BEGIN Data entries
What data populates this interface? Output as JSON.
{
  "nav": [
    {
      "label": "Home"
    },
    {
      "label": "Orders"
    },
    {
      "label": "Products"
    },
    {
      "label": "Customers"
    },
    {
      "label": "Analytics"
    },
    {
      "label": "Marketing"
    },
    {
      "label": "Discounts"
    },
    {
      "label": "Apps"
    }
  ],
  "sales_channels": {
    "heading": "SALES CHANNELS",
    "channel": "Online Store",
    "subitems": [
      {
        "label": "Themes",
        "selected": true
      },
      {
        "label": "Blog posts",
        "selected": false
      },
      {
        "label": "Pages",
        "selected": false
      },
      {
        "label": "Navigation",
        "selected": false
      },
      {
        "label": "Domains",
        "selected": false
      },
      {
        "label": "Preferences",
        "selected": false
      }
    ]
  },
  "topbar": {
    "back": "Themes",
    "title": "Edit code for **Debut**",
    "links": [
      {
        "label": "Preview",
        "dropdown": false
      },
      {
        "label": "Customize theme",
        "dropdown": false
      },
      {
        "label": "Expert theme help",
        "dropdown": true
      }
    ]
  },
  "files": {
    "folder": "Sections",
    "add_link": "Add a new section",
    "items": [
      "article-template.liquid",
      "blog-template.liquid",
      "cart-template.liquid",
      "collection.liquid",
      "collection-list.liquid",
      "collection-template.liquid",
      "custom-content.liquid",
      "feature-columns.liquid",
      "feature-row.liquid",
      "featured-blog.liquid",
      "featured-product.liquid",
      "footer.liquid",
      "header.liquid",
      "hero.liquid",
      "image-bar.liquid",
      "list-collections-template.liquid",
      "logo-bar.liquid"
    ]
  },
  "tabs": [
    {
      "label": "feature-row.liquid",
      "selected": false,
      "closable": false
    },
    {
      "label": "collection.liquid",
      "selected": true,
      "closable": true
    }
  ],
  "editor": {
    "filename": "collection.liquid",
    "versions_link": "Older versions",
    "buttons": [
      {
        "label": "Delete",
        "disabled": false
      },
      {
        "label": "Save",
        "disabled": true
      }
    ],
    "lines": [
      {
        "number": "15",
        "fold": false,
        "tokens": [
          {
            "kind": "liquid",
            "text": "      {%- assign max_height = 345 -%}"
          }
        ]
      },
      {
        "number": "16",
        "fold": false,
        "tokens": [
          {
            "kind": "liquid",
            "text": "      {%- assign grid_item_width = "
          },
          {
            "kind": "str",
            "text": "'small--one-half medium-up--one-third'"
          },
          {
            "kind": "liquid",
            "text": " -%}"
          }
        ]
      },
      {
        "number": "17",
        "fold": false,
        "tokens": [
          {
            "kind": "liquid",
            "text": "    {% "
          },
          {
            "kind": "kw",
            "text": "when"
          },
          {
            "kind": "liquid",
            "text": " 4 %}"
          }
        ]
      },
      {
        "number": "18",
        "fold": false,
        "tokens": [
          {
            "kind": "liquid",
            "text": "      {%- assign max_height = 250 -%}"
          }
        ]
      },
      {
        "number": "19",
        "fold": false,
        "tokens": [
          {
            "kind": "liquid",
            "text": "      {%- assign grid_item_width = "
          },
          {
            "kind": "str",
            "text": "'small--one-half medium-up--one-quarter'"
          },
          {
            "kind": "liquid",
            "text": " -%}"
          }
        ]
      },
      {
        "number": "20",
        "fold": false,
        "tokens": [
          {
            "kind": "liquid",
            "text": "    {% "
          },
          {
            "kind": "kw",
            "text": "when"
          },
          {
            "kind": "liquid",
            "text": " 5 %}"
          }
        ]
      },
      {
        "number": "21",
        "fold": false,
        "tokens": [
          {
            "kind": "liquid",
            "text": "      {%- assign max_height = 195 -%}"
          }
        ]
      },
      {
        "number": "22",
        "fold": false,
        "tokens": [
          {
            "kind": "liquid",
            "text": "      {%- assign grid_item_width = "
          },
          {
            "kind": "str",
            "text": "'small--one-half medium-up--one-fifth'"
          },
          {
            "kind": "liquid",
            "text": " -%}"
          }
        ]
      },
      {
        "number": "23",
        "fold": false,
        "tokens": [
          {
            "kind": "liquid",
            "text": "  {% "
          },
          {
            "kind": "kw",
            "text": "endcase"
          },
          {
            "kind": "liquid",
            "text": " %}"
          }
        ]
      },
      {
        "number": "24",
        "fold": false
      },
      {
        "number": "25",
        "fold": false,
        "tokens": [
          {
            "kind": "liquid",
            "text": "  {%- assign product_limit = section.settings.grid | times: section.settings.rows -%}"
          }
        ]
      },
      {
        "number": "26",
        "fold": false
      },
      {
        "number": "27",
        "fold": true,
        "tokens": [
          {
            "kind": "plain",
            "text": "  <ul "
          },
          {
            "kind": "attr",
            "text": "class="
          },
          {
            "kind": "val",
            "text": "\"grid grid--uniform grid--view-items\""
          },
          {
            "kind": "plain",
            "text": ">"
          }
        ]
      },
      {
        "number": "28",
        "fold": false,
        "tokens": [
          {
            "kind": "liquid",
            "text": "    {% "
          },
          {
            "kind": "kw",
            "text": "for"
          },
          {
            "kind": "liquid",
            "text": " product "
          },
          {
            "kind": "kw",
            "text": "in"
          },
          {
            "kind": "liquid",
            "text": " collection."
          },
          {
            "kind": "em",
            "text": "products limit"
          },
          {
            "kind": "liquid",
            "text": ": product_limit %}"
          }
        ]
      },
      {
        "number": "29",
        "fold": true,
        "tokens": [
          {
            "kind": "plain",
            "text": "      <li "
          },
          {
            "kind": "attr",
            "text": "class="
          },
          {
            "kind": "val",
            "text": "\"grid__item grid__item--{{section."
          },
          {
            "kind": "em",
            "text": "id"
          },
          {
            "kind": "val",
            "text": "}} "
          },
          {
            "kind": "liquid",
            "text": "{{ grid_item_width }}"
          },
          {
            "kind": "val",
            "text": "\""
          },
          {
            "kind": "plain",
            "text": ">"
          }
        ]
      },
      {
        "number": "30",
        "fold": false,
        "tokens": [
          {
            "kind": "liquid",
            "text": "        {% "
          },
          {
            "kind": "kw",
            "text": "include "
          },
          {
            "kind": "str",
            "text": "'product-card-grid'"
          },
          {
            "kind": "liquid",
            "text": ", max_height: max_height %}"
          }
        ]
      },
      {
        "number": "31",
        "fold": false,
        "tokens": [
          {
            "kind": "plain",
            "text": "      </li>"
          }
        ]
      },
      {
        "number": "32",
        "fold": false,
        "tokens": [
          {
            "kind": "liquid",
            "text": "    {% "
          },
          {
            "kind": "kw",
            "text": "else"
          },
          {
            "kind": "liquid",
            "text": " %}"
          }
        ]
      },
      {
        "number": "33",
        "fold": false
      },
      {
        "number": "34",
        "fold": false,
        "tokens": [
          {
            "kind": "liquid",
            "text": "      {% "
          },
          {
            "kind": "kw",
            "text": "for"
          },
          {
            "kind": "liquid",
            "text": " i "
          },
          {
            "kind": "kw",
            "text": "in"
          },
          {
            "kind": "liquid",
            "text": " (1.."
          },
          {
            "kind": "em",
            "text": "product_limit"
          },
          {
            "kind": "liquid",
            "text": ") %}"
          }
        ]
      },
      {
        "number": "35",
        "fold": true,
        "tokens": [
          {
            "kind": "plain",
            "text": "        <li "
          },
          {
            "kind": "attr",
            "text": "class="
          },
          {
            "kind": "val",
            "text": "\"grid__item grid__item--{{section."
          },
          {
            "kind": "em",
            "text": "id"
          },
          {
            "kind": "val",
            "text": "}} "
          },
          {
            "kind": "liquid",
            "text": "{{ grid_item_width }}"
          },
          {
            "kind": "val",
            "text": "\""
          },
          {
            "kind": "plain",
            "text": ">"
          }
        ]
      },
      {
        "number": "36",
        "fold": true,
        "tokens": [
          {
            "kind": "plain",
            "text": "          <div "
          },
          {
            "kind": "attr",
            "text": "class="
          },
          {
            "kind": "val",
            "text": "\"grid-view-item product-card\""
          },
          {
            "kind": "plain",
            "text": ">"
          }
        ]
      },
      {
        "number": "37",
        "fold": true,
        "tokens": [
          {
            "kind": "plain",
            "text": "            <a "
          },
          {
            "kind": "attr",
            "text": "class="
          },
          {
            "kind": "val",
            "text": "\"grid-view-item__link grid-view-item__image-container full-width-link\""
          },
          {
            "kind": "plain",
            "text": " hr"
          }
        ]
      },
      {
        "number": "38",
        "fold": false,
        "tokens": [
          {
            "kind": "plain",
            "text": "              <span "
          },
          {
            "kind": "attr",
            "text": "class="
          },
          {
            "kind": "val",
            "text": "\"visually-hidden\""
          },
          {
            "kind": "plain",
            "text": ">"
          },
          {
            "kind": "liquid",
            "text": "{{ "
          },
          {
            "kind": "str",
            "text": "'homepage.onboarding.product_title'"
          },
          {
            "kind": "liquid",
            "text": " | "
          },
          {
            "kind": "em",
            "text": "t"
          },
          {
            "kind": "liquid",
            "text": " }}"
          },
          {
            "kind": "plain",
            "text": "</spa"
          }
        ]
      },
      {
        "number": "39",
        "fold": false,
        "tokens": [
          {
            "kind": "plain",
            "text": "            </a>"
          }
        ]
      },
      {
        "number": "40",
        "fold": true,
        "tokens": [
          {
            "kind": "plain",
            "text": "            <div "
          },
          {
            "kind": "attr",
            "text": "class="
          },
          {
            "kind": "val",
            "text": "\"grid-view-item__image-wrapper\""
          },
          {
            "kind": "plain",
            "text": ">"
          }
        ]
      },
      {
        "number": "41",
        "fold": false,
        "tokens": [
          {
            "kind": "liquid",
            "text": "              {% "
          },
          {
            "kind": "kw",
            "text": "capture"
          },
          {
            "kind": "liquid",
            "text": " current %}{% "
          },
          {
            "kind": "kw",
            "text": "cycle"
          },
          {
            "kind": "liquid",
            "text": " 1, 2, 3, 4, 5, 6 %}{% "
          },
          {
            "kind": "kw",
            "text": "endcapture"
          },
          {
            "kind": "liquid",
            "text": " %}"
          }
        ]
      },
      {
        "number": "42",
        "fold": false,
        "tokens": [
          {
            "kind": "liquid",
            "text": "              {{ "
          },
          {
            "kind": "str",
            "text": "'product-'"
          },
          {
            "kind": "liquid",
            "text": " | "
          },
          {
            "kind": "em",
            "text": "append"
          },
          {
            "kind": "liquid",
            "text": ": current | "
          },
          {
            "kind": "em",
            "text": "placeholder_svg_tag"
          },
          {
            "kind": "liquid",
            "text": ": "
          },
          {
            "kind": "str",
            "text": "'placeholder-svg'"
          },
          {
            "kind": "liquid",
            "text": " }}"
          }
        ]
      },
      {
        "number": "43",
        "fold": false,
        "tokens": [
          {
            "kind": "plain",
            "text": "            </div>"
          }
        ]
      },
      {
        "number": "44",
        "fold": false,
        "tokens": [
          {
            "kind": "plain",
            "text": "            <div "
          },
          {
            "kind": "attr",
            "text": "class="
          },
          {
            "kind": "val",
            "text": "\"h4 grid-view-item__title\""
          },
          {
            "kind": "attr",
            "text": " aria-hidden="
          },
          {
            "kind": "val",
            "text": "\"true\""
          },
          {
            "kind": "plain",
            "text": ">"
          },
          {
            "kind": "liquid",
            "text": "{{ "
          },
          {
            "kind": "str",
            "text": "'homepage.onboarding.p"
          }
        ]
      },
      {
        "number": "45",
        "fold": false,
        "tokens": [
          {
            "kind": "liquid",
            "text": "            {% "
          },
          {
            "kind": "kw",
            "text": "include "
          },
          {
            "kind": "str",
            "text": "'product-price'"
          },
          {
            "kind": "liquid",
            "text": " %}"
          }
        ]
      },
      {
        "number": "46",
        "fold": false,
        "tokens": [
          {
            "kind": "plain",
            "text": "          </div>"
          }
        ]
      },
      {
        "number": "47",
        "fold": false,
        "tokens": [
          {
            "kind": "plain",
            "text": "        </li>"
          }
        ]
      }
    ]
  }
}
END Data entries
▶ _Directive_:
Each line in the entries above that includes the string "template" should be extracted.

▶ _Exercise result_:
      "article-template.liquid",
      "blog-template.liquid",
      "cart-template.liquid",
      "collection-template.liquid",
      "list-collections-template.liquid",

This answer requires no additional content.